-- BEGIN Records to process --

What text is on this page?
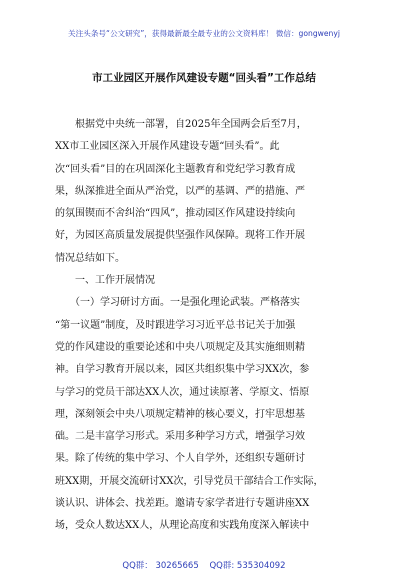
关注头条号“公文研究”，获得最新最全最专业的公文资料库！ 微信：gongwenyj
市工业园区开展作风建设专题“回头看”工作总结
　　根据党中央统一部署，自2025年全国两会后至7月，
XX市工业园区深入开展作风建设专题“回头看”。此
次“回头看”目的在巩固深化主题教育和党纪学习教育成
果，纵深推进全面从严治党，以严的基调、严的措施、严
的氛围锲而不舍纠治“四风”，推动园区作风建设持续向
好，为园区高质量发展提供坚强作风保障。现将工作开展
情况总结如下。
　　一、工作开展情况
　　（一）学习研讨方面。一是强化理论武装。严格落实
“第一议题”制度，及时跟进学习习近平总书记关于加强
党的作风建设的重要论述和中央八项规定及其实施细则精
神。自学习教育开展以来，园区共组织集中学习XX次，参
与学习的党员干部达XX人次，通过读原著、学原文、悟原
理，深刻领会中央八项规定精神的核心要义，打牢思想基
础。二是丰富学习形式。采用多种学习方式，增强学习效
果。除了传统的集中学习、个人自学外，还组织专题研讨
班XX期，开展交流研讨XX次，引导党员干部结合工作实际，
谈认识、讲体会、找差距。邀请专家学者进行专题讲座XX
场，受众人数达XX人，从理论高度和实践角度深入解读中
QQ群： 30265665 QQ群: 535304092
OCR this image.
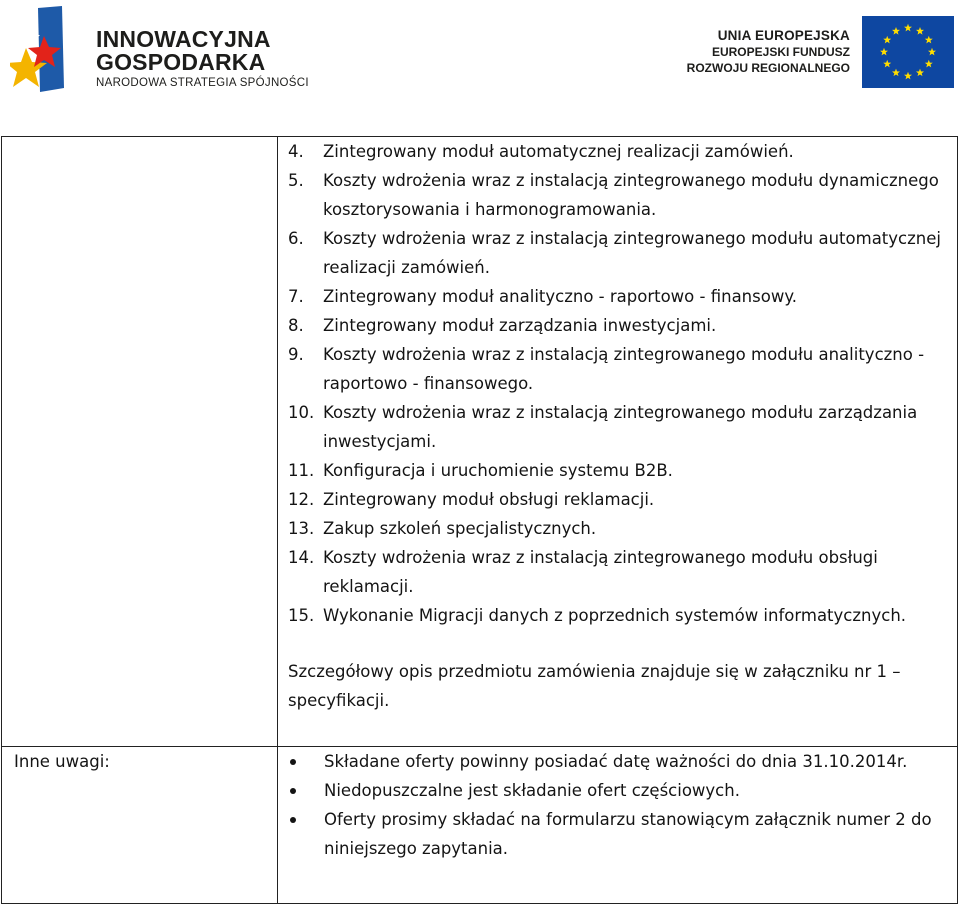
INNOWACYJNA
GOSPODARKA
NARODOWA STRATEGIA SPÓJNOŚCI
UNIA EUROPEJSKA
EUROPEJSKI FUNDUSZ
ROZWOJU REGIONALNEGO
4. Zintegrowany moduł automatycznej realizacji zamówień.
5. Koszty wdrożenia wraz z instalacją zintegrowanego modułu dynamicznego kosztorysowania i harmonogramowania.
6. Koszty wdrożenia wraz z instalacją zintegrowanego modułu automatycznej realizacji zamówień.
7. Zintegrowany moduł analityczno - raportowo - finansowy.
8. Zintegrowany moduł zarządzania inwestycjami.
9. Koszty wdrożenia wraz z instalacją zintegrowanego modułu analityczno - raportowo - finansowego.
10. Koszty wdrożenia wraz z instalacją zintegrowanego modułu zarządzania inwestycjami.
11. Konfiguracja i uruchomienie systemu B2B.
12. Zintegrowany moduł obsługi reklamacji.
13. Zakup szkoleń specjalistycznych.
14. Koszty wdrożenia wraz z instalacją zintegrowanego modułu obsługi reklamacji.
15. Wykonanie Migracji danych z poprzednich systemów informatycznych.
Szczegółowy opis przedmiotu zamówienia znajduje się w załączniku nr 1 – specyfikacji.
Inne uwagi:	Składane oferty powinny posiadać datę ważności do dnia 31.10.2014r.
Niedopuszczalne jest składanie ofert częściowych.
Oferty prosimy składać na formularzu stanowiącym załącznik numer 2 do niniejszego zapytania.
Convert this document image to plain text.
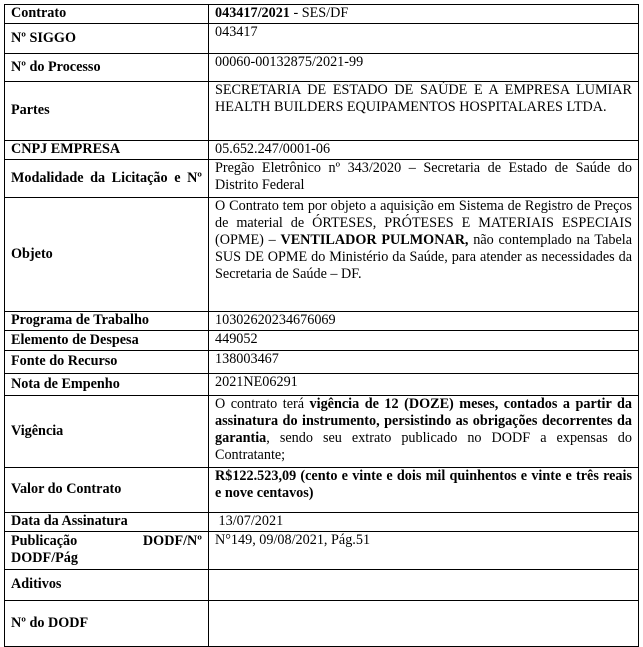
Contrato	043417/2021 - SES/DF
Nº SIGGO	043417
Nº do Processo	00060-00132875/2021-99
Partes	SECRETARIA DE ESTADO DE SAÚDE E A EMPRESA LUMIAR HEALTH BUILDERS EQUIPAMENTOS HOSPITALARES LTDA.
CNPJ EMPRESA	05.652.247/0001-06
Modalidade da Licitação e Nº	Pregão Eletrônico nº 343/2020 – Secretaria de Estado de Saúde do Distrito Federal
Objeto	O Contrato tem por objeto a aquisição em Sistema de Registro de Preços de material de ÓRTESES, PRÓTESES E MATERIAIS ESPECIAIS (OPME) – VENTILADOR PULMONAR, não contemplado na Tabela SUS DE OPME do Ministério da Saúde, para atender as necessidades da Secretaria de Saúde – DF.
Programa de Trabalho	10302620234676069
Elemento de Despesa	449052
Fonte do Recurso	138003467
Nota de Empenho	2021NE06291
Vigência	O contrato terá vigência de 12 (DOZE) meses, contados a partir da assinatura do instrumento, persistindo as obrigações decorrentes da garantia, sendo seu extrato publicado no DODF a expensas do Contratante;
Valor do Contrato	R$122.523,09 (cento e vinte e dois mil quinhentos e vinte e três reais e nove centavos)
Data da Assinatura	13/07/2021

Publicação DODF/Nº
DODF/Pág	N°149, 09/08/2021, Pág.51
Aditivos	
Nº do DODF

-- END Records to process --
-- BEGIN Records to process --

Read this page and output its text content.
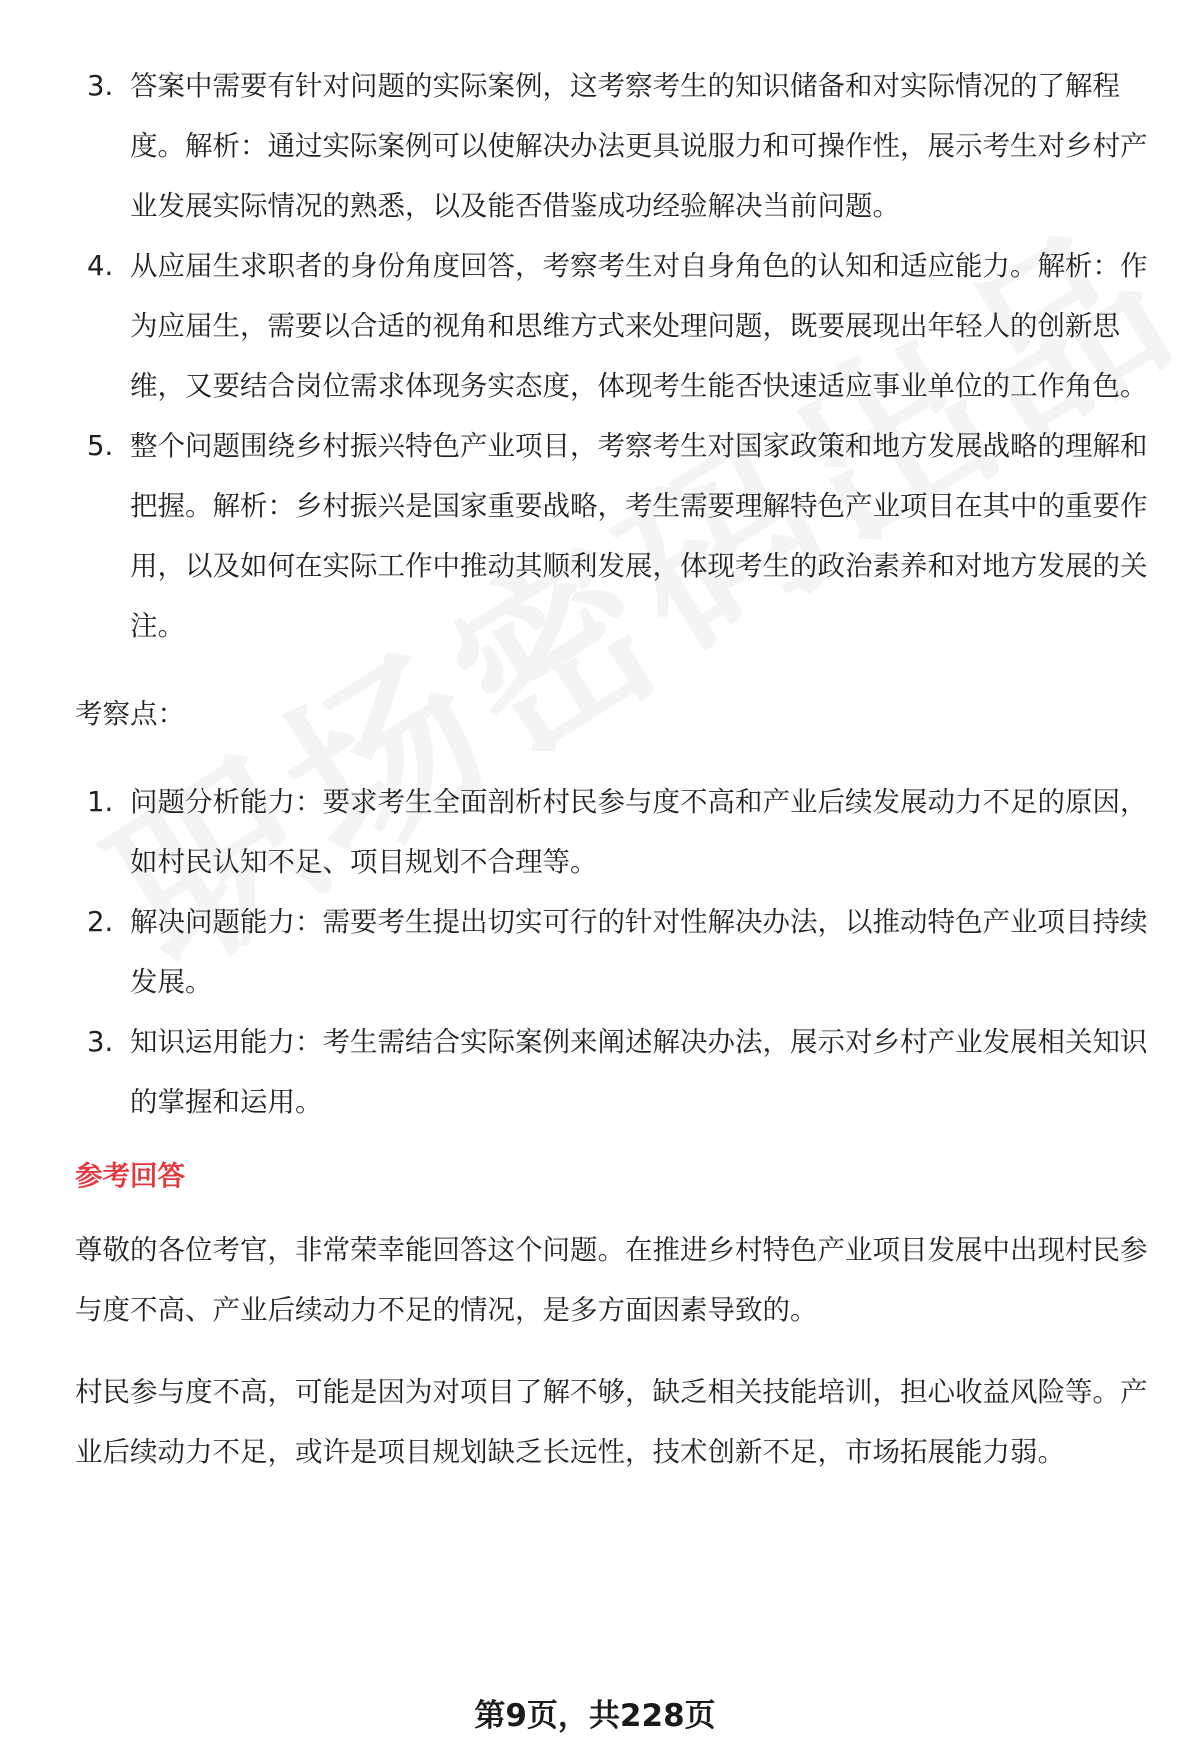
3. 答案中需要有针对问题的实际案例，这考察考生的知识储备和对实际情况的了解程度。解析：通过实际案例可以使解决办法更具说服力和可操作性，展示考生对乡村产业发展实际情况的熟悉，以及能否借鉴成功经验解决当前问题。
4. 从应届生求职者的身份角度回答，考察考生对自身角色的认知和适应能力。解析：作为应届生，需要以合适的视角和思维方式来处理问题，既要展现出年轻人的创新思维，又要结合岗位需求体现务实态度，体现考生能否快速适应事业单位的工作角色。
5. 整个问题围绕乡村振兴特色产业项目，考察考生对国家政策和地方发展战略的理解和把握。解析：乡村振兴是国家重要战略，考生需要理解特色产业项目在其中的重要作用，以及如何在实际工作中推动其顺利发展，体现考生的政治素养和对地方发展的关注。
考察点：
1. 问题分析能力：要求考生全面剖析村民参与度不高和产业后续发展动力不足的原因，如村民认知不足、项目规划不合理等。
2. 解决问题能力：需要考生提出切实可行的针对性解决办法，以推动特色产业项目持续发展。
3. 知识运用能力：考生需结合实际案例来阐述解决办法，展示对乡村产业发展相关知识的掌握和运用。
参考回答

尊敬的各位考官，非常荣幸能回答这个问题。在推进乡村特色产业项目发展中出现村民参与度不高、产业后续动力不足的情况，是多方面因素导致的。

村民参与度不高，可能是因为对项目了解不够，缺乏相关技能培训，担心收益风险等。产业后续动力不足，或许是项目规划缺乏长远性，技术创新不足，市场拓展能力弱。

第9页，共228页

-- END Records to process --

▶ _What is being asked_: Pull out each line of the listing that holds the string "this".

▶ _Right answer_:
What text is on this page?
OCR this image.
Convert this document image to plain text.
Read this page and output its text content.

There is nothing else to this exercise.